● **Exercise instructions**
Repeat each line of the material below exactly as it appears, minus any pictures.

----------------

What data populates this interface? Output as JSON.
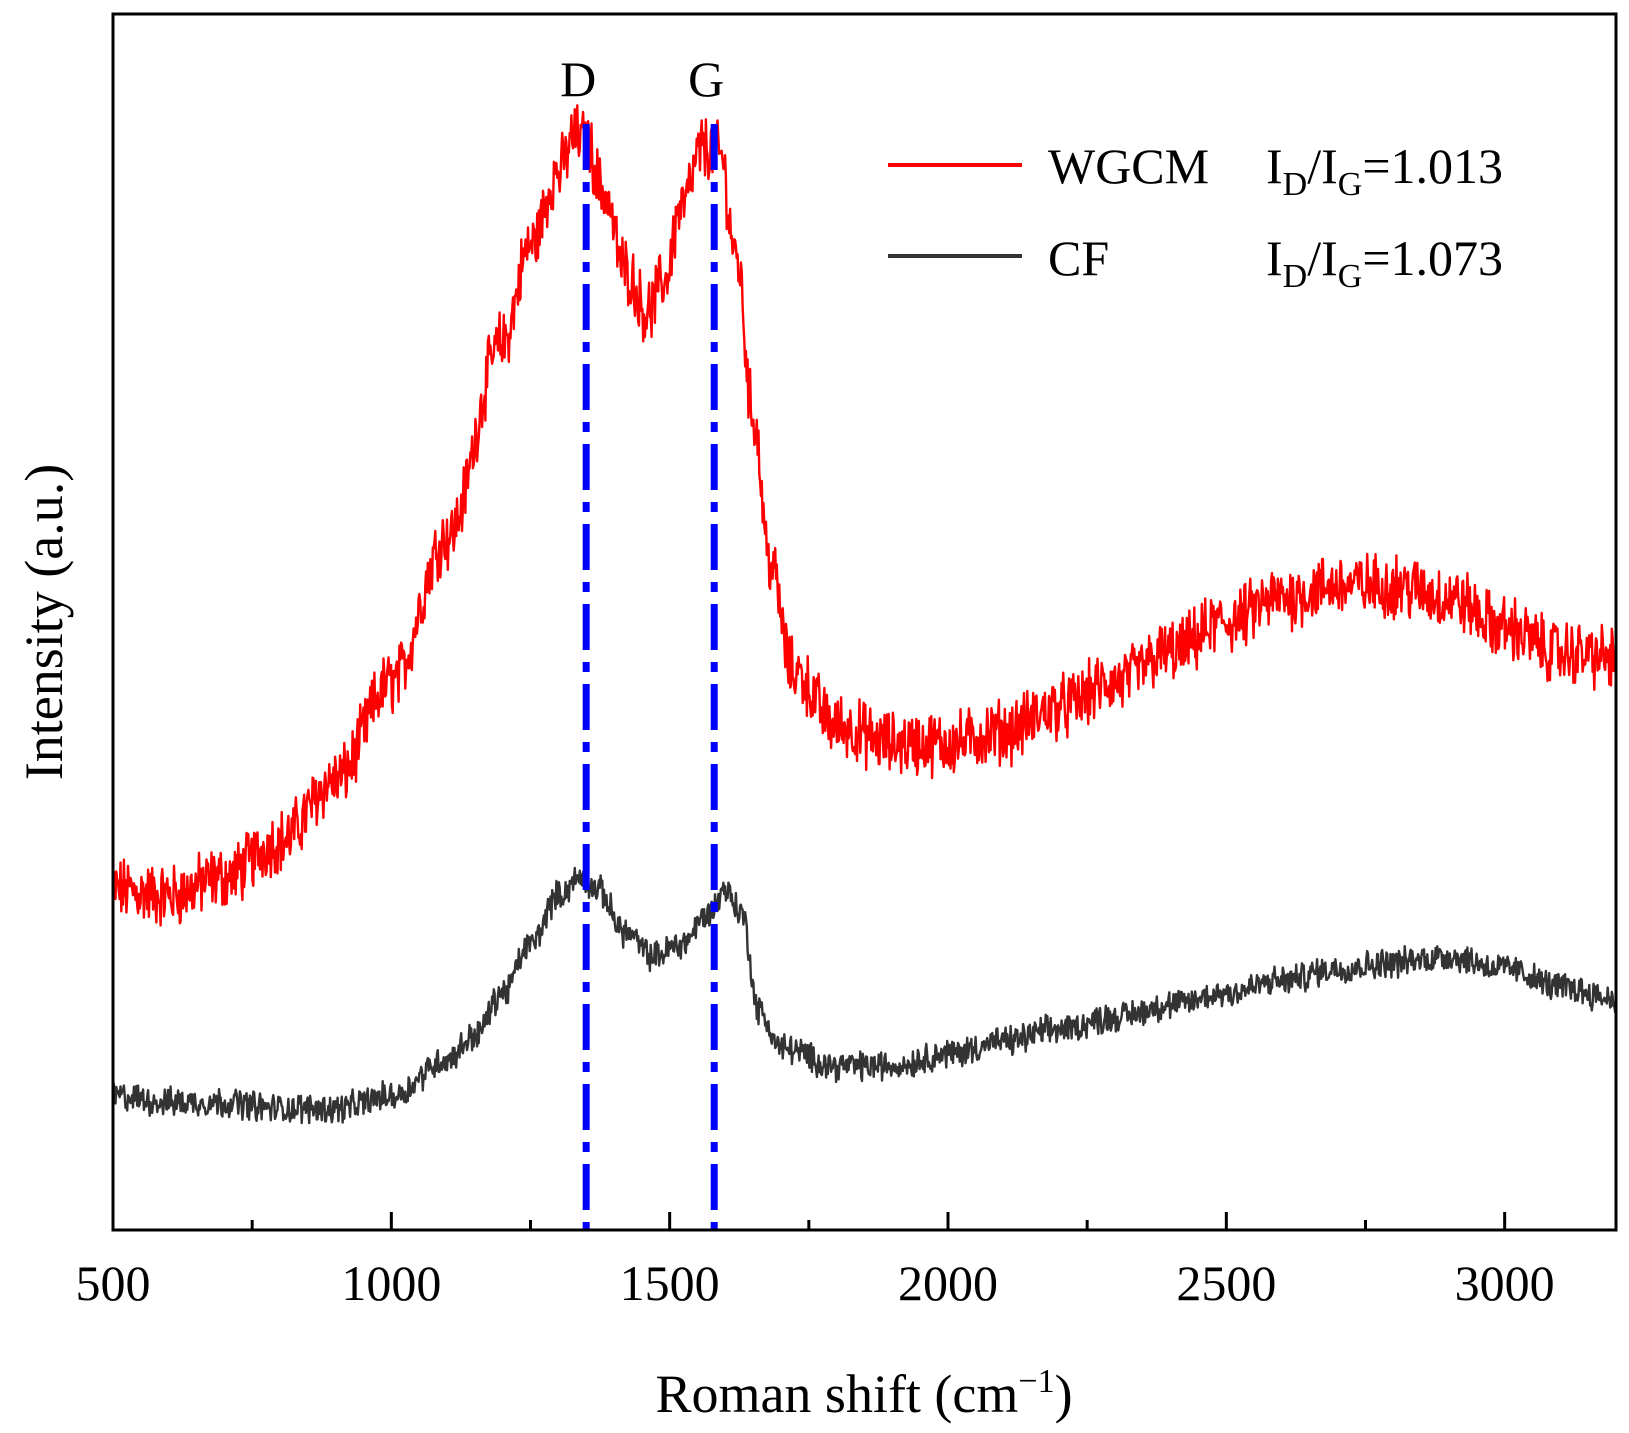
{
  "chart_data": {
    "type": "line",
    "title": "",
    "xlabel": "Roman shift (cm",
    "xlabel_superscript": "−1",
    "xlabel_close": ")",
    "ylabel": "Intensity (a.u.)",
    "xlim": [
      500,
      3200
    ],
    "ylim": [
      0,
      100
    ],
    "x_ticks": [
      500,
      1000,
      1500,
      2000,
      2500,
      3000
    ],
    "x_minor_step": 250,
    "y_ticks_shown": false,
    "grid": false,
    "legend_position": "top-right",
    "peak_markers": [
      {
        "label": "D",
        "x": 1350,
        "color": "#0000ff",
        "style": "dash-dot"
      },
      {
        "label": "G",
        "x": 1580,
        "color": "#0000ff",
        "style": "dash-dot"
      }
    ],
    "series": [
      {
        "name": "WGCM",
        "color": "#ff0000",
        "ratio_label": "I",
        "ratio_sub_1": "D",
        "ratio_slash": "/I",
        "ratio_sub_2": "G",
        "ratio_value": "=1.013",
        "noise": 2.2,
        "x": [
          500,
          600,
          700,
          800,
          900,
          1000,
          1100,
          1200,
          1250,
          1300,
          1330,
          1350,
          1380,
          1420,
          1460,
          1490,
          1520,
          1560,
          1590,
          1620,
          1650,
          1680,
          1720,
          1800,
          1900,
          2000,
          2100,
          2200,
          2300,
          2400,
          2500,
          2600,
          2700,
          2800,
          2900,
          3000,
          3100,
          3200
        ],
        "values": [
          28.0,
          27.5,
          29.0,
          32.0,
          37.0,
          45.0,
          57.0,
          73.0,
          81.0,
          87.0,
          90.0,
          89.5,
          85.5,
          79.0,
          75.5,
          78.0,
          84.0,
          89.0,
          88.5,
          80.0,
          67.0,
          55.0,
          46.0,
          41.5,
          40.0,
          40.0,
          41.0,
          43.0,
          45.0,
          47.5,
          50.0,
          52.0,
          53.0,
          53.0,
          52.0,
          49.5,
          47.5,
          47.0
        ]
      },
      {
        "name": "CF",
        "color": "#333333",
        "ratio_label": "I",
        "ratio_sub_1": "D",
        "ratio_slash": "/I",
        "ratio_sub_2": "G",
        "ratio_value": "=1.073",
        "noise": 1.0,
        "x": [
          500,
          600,
          700,
          800,
          900,
          1000,
          1100,
          1150,
          1200,
          1250,
          1300,
          1340,
          1370,
          1420,
          1470,
          1520,
          1570,
          1600,
          1630,
          1660,
          1700,
          1800,
          1900,
          2000,
          2100,
          2200,
          2300,
          2400,
          2500,
          2600,
          2700,
          2800,
          2900,
          3000,
          3100,
          3200
        ],
        "values": [
          11.0,
          10.5,
          10.5,
          10.0,
          10.0,
          11.0,
          14.0,
          16.0,
          19.5,
          23.5,
          27.5,
          29.0,
          28.0,
          24.5,
          22.5,
          23.5,
          26.0,
          28.0,
          26.0,
          18.0,
          15.0,
          13.5,
          13.5,
          14.5,
          15.5,
          16.5,
          17.5,
          18.5,
          19.5,
          20.5,
          21.5,
          22.0,
          22.5,
          21.5,
          20.0,
          19.0
        ]
      }
    ]
  }
}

----------------

● **Finished task**
What data populates this interface? Output as JSON.
{
  "chart_data": {
    "type": "line",
    "title": "",
    "xlabel": "Roman shift (cm",
    "xlabel_superscript": "−1",
    "xlabel_close": ")",
    "ylabel": "Intensity (a.u.)",
    "xlim": [
      500,
      3200
    ],
    "ylim": [
      0,
      100
    ],
    "x_ticks": [
      500,
      1000,
      1500,
      2000,
      2500,
      3000
    ],
    "x_minor_step": 250,
    "y_ticks_shown": false,
    "grid": false,
    "legend_position": "top-right",
    "peak_markers": [
      {
        "label": "D",
        "x": 1350,
        "color": "#0000ff",
        "style": "dash-dot"
      },
      {
        "label": "G",
        "x": 1580,
        "color": "#0000ff",
        "style": "dash-dot"
      }
    ],
    "series": [
      {
        "name": "WGCM",
        "color": "#ff0000",
        "ratio_label": "I",
        "ratio_sub_1": "D",
        "ratio_slash": "/I",
        "ratio_sub_2": "G",
        "ratio_value": "=1.013",
        "noise": 2.2,
        "x": [
          500,
          600,
          700,
          800,
          900,
          1000,
          1100,
          1200,
          1250,
          1300,
          1330,
          1350,
          1380,
          1420,
          1460,
          1490,
          1520,
          1560,
          1590,
          1620,
          1650,
          1680,
          1720,
          1800,
          1900,
          2000,
          2100,
          2200,
          2300,
          2400,
          2500,
          2600,
          2700,
          2800,
          2900,
          3000,
          3100,
          3200
        ],
        "values": [
          28.0,
          27.5,
          29.0,
          32.0,
          37.0,
          45.0,
          57.0,
          73.0,
          81.0,
          87.0,
          90.0,
          89.5,
          85.5,
          79.0,
          75.5,
          78.0,
          84.0,
          89.0,
          88.5,
          80.0,
          67.0,
          55.0,
          46.0,
          41.5,
          40.0,
          40.0,
          41.0,
          43.0,
          45.0,
          47.5,
          50.0,
          52.0,
          53.0,
          53.0,
          52.0,
          49.5,
          47.5,
          47.0
        ]
      },
      {
        "name": "CF",
        "color": "#333333",
        "ratio_label": "I",
        "ratio_sub_1": "D",
        "ratio_slash": "/I",
        "ratio_sub_2": "G",
        "ratio_value": "=1.073",
        "noise": 1.0,
        "x": [
          500,
          600,
          700,
          800,
          900,
          1000,
          1100,
          1150,
          1200,
          1250,
          1300,
          1340,
          1370,
          1420,
          1470,
          1520,
          1570,
          1600,
          1630,
          1660,
          1700,
          1800,
          1900,
          2000,
          2100,
          2200,
          2300,
          2400,
          2500,
          2600,
          2700,
          2800,
          2900,
          3000,
          3100,
          3200
        ],
        "values": [
          11.0,
          10.5,
          10.5,
          10.0,
          10.0,
          11.0,
          14.0,
          16.0,
          19.5,
          23.5,
          27.5,
          29.0,
          28.0,
          24.5,
          22.5,
          23.5,
          26.0,
          28.0,
          26.0,
          18.0,
          15.0,
          13.5,
          13.5,
          14.5,
          15.5,
          16.5,
          17.5,
          18.5,
          19.5,
          20.5,
          21.5,
          22.0,
          22.5,
          21.5,
          20.0,
          19.0
        ]
      }
    ]
  }
}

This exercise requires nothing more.